[Collected data entries]
* Begin *

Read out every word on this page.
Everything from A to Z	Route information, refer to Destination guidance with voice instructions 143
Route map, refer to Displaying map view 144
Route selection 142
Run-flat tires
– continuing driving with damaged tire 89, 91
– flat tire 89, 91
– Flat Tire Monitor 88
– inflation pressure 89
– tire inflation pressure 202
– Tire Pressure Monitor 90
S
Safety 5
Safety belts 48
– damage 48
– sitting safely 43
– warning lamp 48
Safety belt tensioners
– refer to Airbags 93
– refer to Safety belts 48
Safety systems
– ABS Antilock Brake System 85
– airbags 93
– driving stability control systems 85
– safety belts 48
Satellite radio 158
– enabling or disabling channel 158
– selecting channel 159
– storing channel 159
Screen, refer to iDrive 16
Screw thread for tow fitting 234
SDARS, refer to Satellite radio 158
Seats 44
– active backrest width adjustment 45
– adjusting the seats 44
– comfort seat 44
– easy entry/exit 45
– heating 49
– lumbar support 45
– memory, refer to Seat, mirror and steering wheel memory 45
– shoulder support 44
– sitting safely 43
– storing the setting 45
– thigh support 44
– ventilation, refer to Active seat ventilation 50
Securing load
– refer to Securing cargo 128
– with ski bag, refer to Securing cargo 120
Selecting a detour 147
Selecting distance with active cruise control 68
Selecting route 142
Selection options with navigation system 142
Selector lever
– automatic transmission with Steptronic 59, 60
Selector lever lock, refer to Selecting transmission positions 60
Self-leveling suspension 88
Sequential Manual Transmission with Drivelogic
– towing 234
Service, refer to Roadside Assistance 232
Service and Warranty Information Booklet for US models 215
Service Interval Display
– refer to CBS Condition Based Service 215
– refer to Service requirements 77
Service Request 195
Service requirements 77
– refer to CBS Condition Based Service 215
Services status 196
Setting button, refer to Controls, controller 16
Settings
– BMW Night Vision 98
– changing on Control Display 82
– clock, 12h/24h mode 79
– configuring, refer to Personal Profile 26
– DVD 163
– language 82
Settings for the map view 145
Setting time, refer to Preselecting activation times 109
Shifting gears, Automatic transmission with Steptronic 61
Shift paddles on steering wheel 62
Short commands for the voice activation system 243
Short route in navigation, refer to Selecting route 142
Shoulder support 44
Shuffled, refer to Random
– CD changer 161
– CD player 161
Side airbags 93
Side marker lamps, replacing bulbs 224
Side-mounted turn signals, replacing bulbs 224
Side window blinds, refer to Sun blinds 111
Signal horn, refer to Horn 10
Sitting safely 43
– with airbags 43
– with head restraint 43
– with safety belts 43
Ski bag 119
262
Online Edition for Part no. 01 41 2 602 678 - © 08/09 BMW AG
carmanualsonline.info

* End *

Where a line holds "inflation", copy that line.

– inflation pressure 89
– tire inflation pressure 202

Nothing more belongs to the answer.